▶ **TASK**:
Note each line that includes the word "фулвестрант". Copy those lines.

▶ **DATA FOR PROCESSING**:
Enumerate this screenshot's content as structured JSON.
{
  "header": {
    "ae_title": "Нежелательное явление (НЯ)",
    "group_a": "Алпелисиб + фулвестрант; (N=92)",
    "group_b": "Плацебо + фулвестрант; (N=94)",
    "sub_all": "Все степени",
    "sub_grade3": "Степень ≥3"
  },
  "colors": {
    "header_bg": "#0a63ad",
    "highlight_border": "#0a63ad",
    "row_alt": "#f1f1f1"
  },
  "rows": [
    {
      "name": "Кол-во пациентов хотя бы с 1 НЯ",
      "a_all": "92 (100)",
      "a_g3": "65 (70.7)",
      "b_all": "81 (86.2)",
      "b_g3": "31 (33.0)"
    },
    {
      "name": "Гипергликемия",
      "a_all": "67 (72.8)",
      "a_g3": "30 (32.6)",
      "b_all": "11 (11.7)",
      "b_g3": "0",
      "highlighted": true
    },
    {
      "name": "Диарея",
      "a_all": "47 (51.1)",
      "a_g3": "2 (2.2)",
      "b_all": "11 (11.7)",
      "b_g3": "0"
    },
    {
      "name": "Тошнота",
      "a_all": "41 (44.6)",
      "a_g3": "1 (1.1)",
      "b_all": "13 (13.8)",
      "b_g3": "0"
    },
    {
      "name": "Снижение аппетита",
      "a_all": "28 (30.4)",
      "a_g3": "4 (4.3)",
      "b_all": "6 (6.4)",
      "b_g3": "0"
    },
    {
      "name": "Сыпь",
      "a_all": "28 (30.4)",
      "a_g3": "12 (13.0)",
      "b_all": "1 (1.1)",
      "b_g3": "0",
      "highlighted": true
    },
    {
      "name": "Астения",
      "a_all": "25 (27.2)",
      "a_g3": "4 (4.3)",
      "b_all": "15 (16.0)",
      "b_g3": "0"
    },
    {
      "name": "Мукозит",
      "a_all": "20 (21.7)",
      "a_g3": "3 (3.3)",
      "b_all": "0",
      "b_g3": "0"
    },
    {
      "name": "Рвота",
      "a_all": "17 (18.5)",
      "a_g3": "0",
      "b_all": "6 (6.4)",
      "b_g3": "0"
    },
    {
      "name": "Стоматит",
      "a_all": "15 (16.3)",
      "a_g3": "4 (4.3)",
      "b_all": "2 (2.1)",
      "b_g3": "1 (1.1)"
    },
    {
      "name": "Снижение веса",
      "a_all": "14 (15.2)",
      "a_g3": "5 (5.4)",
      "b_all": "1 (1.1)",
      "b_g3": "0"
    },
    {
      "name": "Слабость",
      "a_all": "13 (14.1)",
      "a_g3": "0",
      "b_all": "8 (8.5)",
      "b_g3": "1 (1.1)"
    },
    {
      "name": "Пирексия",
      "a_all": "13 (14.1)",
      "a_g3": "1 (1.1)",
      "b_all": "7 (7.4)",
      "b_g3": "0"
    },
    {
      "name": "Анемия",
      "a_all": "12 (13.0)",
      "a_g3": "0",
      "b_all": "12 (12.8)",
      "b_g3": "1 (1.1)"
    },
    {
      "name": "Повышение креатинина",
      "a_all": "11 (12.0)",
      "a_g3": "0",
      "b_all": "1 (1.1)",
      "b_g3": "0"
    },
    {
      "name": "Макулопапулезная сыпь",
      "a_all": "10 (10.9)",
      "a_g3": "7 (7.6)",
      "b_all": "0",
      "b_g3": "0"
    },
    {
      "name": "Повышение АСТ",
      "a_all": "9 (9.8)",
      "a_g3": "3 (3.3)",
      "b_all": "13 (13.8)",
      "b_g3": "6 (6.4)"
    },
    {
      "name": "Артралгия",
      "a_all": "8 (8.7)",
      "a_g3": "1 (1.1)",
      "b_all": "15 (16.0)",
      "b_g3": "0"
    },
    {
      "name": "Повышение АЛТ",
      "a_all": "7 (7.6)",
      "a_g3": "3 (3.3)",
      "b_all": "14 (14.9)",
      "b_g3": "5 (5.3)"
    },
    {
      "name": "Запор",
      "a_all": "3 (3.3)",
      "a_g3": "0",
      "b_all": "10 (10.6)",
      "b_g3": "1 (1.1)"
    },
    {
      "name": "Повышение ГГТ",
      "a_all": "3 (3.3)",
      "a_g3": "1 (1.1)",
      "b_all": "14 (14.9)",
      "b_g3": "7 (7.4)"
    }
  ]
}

▶ **COMPLETED EXERCISE**:
    "group_a": "Алпелисиб + фулвестрант; (N=92)",
    "group_b": "Плацебо + фулвестрант; (N=94)",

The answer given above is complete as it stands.